● **Recorded data**
>> start

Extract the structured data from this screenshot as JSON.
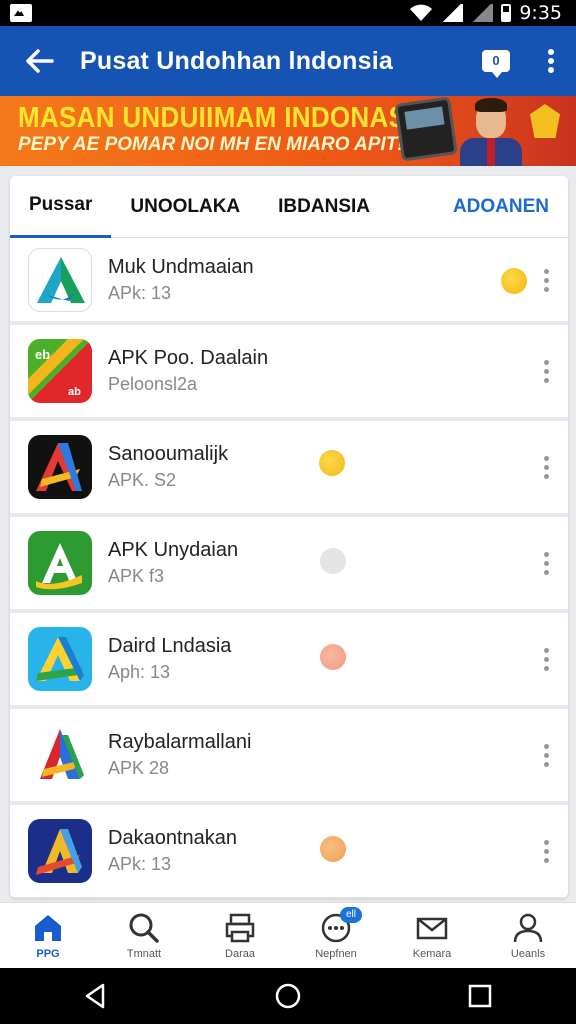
{
  "status_bar": {
    "time": "9:35",
    "icons": [
      "gallery-icon",
      "wifi-icon",
      "signal-icon",
      "battery-icon"
    ]
  },
  "app_bar": {
    "title": "Pusat Undohhan lndonsia",
    "chat_badge": "0",
    "icons": [
      "back-arrow-icon",
      "chat-icon",
      "more-vert-icon"
    ]
  },
  "banner": {
    "line1": "MASAN UNDUIIMAM INDONASIIA",
    "line2": "PEPY AE POMAR NOI MH EN MIARO APIT!"
  },
  "tabs": [
    {
      "label": "Pussar"
    },
    {
      "label": "UNOOLAKA"
    },
    {
      "label": "IBDANSIA"
    },
    {
      "label": "ADOANEN"
    }
  ],
  "apps": [
    {
      "name": "Muk Undmaaian",
      "sub": "APk: 13",
      "dot": "#f5c21b",
      "icon": "teal-green-a-icon"
    },
    {
      "name": "APK Poo. Daalain",
      "sub": "Peloonsl2a",
      "dot": null,
      "icon": "red-green-ab-icon"
    },
    {
      "name": "Sanooumalijk",
      "sub": "APK. S2",
      "dot": "#f1c21e",
      "icon": "black-red-a-icon"
    },
    {
      "name": "APK Unydaian",
      "sub": "APK f3",
      "dot": "#e2e2e2",
      "icon": "green-a-icon"
    },
    {
      "name": "Daird Lndasia",
      "sub": "Aph: 13",
      "dot": "#f3a58c",
      "icon": "cyan-a-icon"
    },
    {
      "name": "Raybalarmallani",
      "sub": "APK 28",
      "dot": null,
      "icon": "rainbow-a-icon"
    },
    {
      "name": "Dakaontnakan",
      "sub": "APk: 13",
      "dot": "#f4a86b",
      "icon": "navy-a-icon"
    }
  ],
  "bottom_nav": [
    {
      "label": "PPG",
      "icon": "home-icon",
      "active": true
    },
    {
      "label": "Tmnatt",
      "icon": "search-icon"
    },
    {
      "label": "Daraa",
      "icon": "printer-icon"
    },
    {
      "label": "Nepfnen",
      "icon": "chat-bubble-icon",
      "badge": "ell"
    },
    {
      "label": "Kemara",
      "icon": "mail-icon"
    },
    {
      "label": "Ueanls",
      "icon": "profile-icon"
    }
  ],
  "colors": {
    "primary": "#1554b2",
    "accent": "#1a6bd4",
    "banner": "#ef5a14"
  }
}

>> end

● **Stated task**
Repeat the records above exactly, omitting every picture.

● **Result of this task**
Extract the structured data from this screenshot as JSON.
{
  "status_bar": {
    "time": "9:35",
    "icons": [
      "gallery-icon",
      "wifi-icon",
      "signal-icon",
      "battery-icon"
    ]
  },
  "app_bar": {
    "title": "Pusat Undohhan lndonsia",
    "chat_badge": "0",
    "icons": [
      "back-arrow-icon",
      "chat-icon",
      "more-vert-icon"
    ]
  },
  "banner": {
    "line1": "MASAN UNDUIIMAM INDONASIIA",
    "line2": "PEPY AE POMAR NOI MH EN MIARO APIT!"
  },
  "tabs": [
    {
      "label": "Pussar"
    },
    {
      "label": "UNOOLAKA"
    },
    {
      "label": "IBDANSIA"
    },
    {
      "label": "ADOANEN"
    }
  ],
  "apps": [
    {
      "name": "Muk Undmaaian",
      "sub": "APk: 13",
      "dot": "#f5c21b",
      "icon": "teal-green-a-icon"
    },
    {
      "name": "APK Poo. Daalain",
      "sub": "Peloonsl2a",
      "dot": null,
      "icon": "red-green-ab-icon"
    },
    {
      "name": "Sanooumalijk",
      "sub": "APK. S2",
      "dot": "#f1c21e",
      "icon": "black-red-a-icon"
    },
    {
      "name": "APK Unydaian",
      "sub": "APK f3",
      "dot": "#e2e2e2",
      "icon": "green-a-icon"
    },
    {
      "name": "Daird Lndasia",
      "sub": "Aph: 13",
      "dot": "#f3a58c",
      "icon": "cyan-a-icon"
    },
    {
      "name": "Raybalarmallani",
      "sub": "APK 28",
      "dot": null,
      "icon": "rainbow-a-icon"
    },
    {
      "name": "Dakaontnakan",
      "sub": "APk: 13",
      "dot": "#f4a86b",
      "icon": "navy-a-icon"
    }
  ],
  "bottom_nav": [
    {
      "label": "PPG",
      "icon": "home-icon",
      "active": true
    },
    {
      "label": "Tmnatt",
      "icon": "search-icon"
    },
    {
      "label": "Daraa",
      "icon": "printer-icon"
    },
    {
      "label": "Nepfnen",
      "icon": "chat-bubble-icon",
      "badge": "ell"
    },
    {
      "label": "Kemara",
      "icon": "mail-icon"
    },
    {
      "label": "Ueanls",
      "icon": "profile-icon"
    }
  ],
  "colors": {
    "primary": "#1554b2",
    "accent": "#1a6bd4",
    "banner": "#ef5a14"
  }
}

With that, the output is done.